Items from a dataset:
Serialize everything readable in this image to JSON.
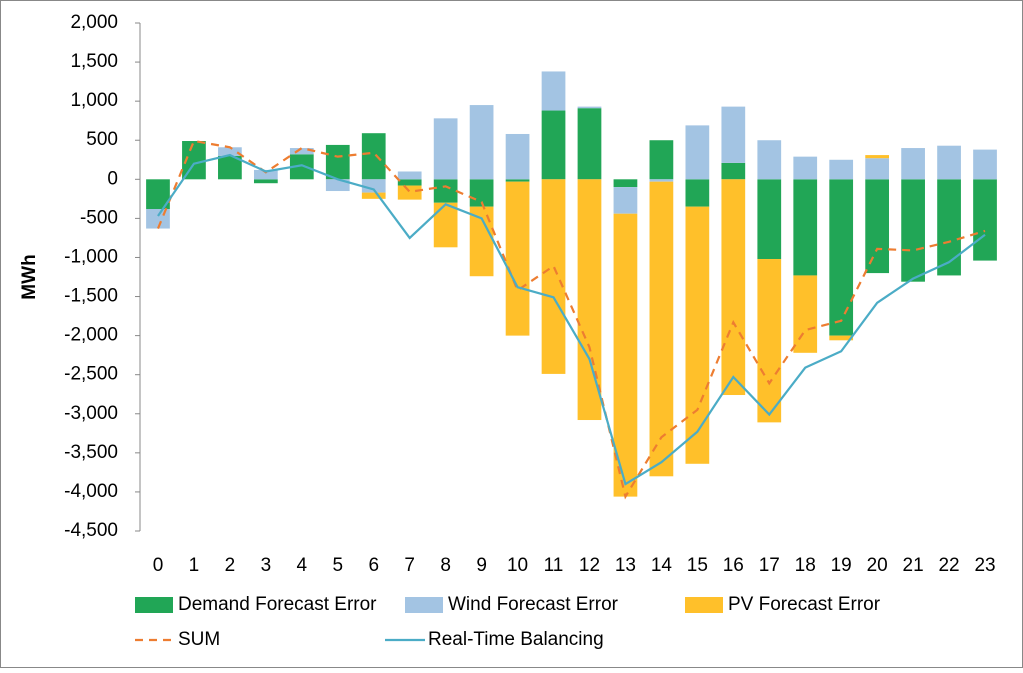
{
  "chart_data": {
    "type": "bar",
    "y_label": "MWh",
    "categories": [
      "0",
      "1",
      "2",
      "3",
      "4",
      "5",
      "6",
      "7",
      "8",
      "9",
      "10",
      "11",
      "12",
      "13",
      "14",
      "15",
      "16",
      "17",
      "18",
      "19",
      "20",
      "21",
      "22",
      "23"
    ],
    "series": [
      {
        "name": "Demand Forecast Error",
        "type": "bar",
        "color": "#21a656",
        "values": [
          -380,
          490,
          300,
          -50,
          320,
          440,
          590,
          -80,
          -300,
          -350,
          -30,
          880,
          910,
          -100,
          500,
          -350,
          210,
          -1020,
          -1230,
          -2000,
          -1200,
          -1310,
          -1230,
          -1040
        ]
      },
      {
        "name": "Wind Forecast Error",
        "type": "bar",
        "color": "#a3c4e3",
        "values": [
          -250,
          0,
          110,
          120,
          80,
          -150,
          -170,
          100,
          780,
          950,
          580,
          500,
          20,
          -340,
          -30,
          690,
          720,
          500,
          290,
          250,
          270,
          400,
          430,
          380
        ]
      },
      {
        "name": "PV Forecast Error",
        "type": "bar",
        "color": "#ffc02a",
        "values": [
          0,
          0,
          0,
          0,
          0,
          0,
          -80,
          -180,
          -570,
          -890,
          -1970,
          -2490,
          -3080,
          -3620,
          -3770,
          -3290,
          -2760,
          -2090,
          -990,
          -60,
          40,
          0,
          0,
          0
        ]
      },
      {
        "name": "SUM",
        "type": "line",
        "dashed": true,
        "color": "#ed7d31",
        "values": [
          -630,
          490,
          410,
          90,
          400,
          290,
          340,
          -160,
          -90,
          -290,
          -1420,
          -1110,
          -2150,
          -4060,
          -3300,
          -2950,
          -1830,
          -2610,
          -1930,
          -1810,
          -890,
          -910,
          -800,
          -660
        ]
      },
      {
        "name": "Real-Time Balancing",
        "type": "line",
        "dashed": false,
        "color": "#4bacc6",
        "values": [
          -470,
          200,
          310,
          100,
          180,
          0,
          -130,
          -750,
          -320,
          -500,
          -1380,
          -1510,
          -2300,
          -3900,
          -3620,
          -3230,
          -2530,
          -3010,
          -2410,
          -2200,
          -1580,
          -1270,
          -1060,
          -710
        ]
      }
    ],
    "ylim": [
      -4500,
      2000
    ],
    "yticks": [
      {
        "value": 2000,
        "label": "2,000"
      },
      {
        "value": 1500,
        "label": "1,500"
      },
      {
        "value": 1000,
        "label": "1,000"
      },
      500,
      0,
      -500,
      {
        "value": -1000,
        "label": "-1,000"
      },
      {
        "value": -1500,
        "label": "-1,500"
      },
      {
        "value": -2000,
        "label": "-2,000"
      },
      {
        "value": -2500,
        "label": "-2,500"
      },
      {
        "value": -3000,
        "label": "-3,000"
      },
      {
        "value": -3500,
        "label": "-3,500"
      },
      {
        "value": -4000,
        "label": "-4,000"
      },
      {
        "value": -4500,
        "label": "-4,500"
      }
    ],
    "legend": "bottom"
  }
}
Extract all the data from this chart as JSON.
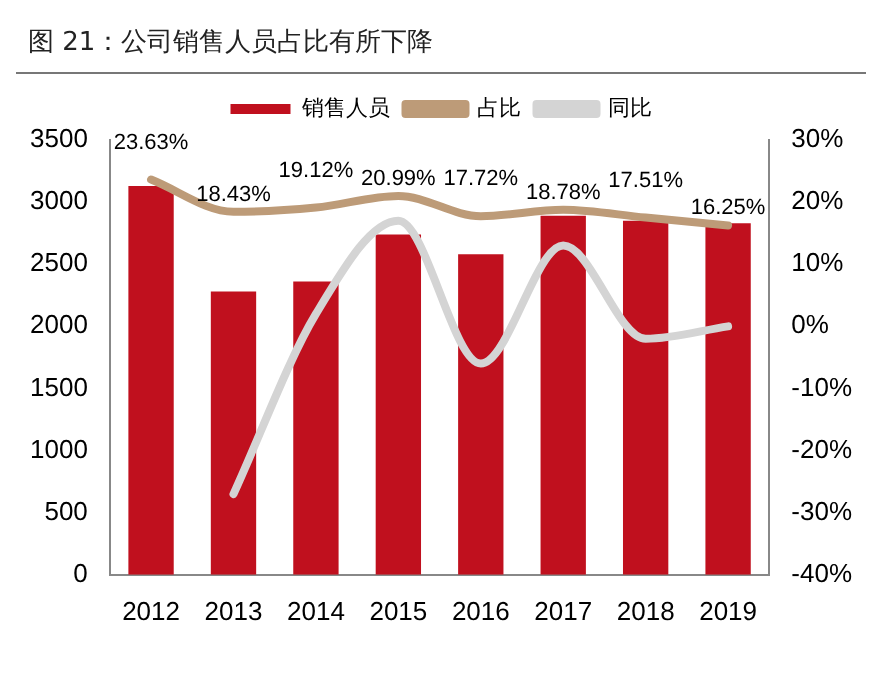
{
  "chart_data": {
    "type": "bar",
    "title": "图 21：公司销售人员占比有所下降",
    "categories": [
      "2012",
      "2013",
      "2014",
      "2015",
      "2016",
      "2017",
      "2018",
      "2019"
    ],
    "series": [
      {
        "name": "销售人员",
        "color": "#c0101e",
        "values": [
          3130,
          2280,
          2360,
          2740,
          2580,
          2890,
          2850,
          2830
        ]
      },
      {
        "name": "占比",
        "type": "line",
        "axis": "y2",
        "color": "#bd9b78",
        "values": [
          23.63,
          18.43,
          19.12,
          20.99,
          17.72,
          18.78,
          17.51,
          16.25
        ],
        "value_labels": [
          "23.63%",
          "18.43%",
          "19.12%",
          "20.99%",
          "17.72%",
          "18.78%",
          "17.51%",
          "16.25%"
        ]
      },
      {
        "name": "同比",
        "type": "line",
        "axis": "y2",
        "color": "#d4d4d4",
        "values": [
          null,
          -27,
          2,
          17,
          -6,
          13,
          -2,
          0
        ]
      }
    ],
    "ylim": [
      0,
      3500
    ],
    "yticks": [
      0,
      500,
      1000,
      1500,
      2000,
      2500,
      3000,
      3500
    ],
    "y2lim": [
      -40,
      30
    ],
    "y2ticks": [
      {
        "value": -40,
        "label": "-40%"
      },
      {
        "value": -30,
        "label": "-30%"
      },
      {
        "value": -20,
        "label": "-20%"
      },
      {
        "value": -10,
        "label": "-10%"
      },
      {
        "value": 0,
        "label": "0%"
      },
      {
        "value": 10,
        "label": "10%"
      },
      {
        "value": 20,
        "label": "20%"
      },
      {
        "value": 30,
        "label": "30%"
      }
    ],
    "grid": false,
    "legend": "top",
    "marker": "none"
  }
}
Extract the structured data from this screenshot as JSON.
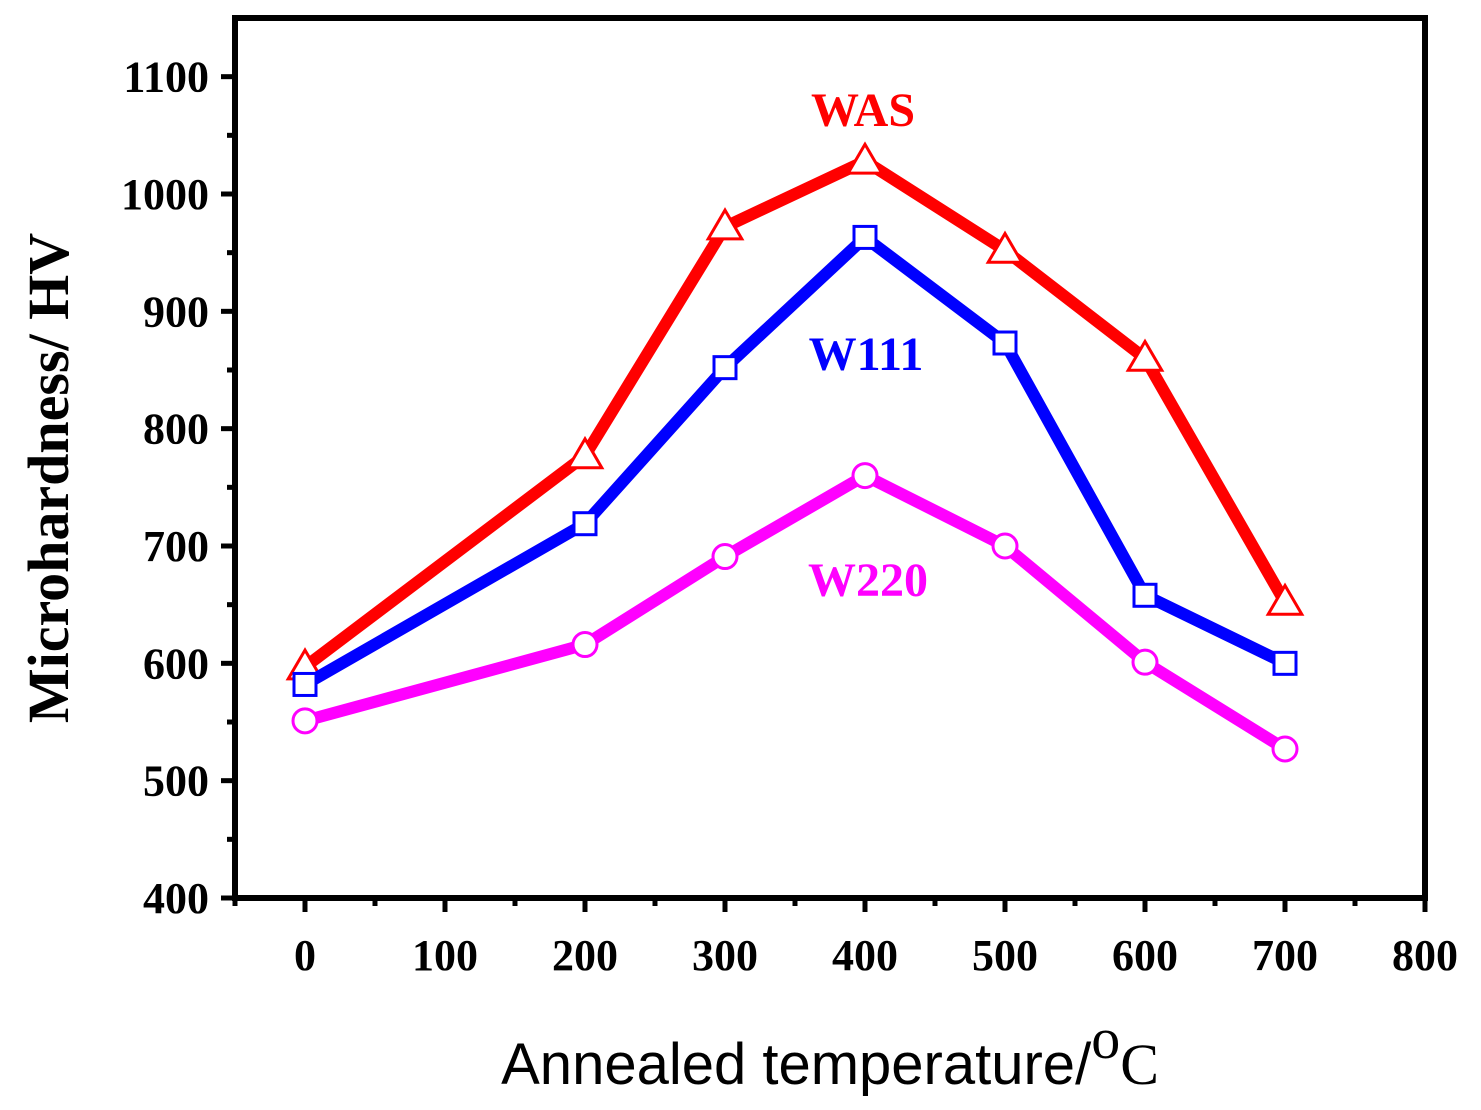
{
  "chart_data": {
    "type": "line",
    "title": "",
    "xlabel": "Annealed temperature/",
    "xlabel_unit_sup": "o",
    "xlabel_unit": "C",
    "ylabel": "Microhardness/ HV",
    "xlim": [
      -50,
      800
    ],
    "ylim": [
      400,
      1150
    ],
    "x_ticks": [
      0,
      100,
      200,
      300,
      400,
      500,
      600,
      700,
      800
    ],
    "x_tick_labels": [
      "0",
      "100",
      "200",
      "300",
      "400",
      "500",
      "600",
      "700",
      "800"
    ],
    "y_ticks": [
      400,
      500,
      600,
      700,
      800,
      900,
      1000,
      1100
    ],
    "y_tick_labels": [
      "400",
      "500",
      "600",
      "700",
      "800",
      "900",
      "1000",
      "1100"
    ],
    "x": [
      0,
      200,
      300,
      400,
      500,
      600,
      700
    ],
    "series": [
      {
        "name": "WAS",
        "label": "WAS",
        "color": "#ff0000",
        "marker": "triangle",
        "values": [
          597,
          777,
          972,
          1028,
          952,
          860,
          652
        ]
      },
      {
        "name": "W111",
        "label": "W111",
        "color": "#0000ff",
        "marker": "square",
        "values": [
          582,
          719,
          852,
          963,
          873,
          658,
          600
        ]
      },
      {
        "name": "W220",
        "label": "W220",
        "color": "#ff00ff",
        "marker": "circle",
        "values": [
          551,
          616,
          691,
          760,
          700,
          601,
          527
        ]
      }
    ],
    "grid": false
  }
}
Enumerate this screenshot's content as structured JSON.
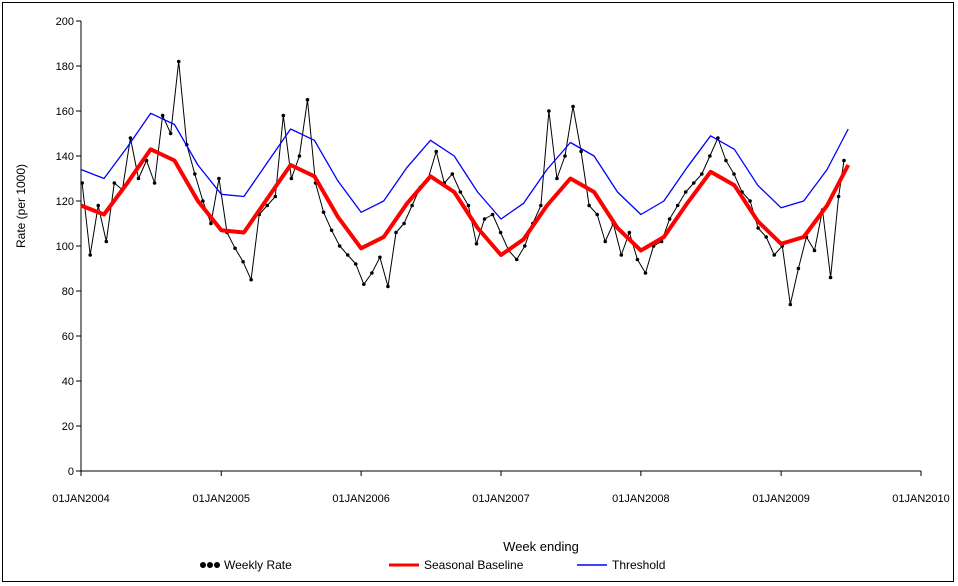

▶ WHAT IS EXPECTED
Each line in the data that holds the string "name" should be found and copied.

▶ EXERCISE RESPONSE
        "name": "Demand Forecast Error",
        "name": "Wind Forecast Error",
        "name": "PV Forecast Error",
        "name": "SUM",
        "name": "Real-Time Balancing",
        "name": "销售人员",
        "name": "占比",
        "name": "同比",
        "name": "WAS",
        "name": "W111",
        "name": "W220",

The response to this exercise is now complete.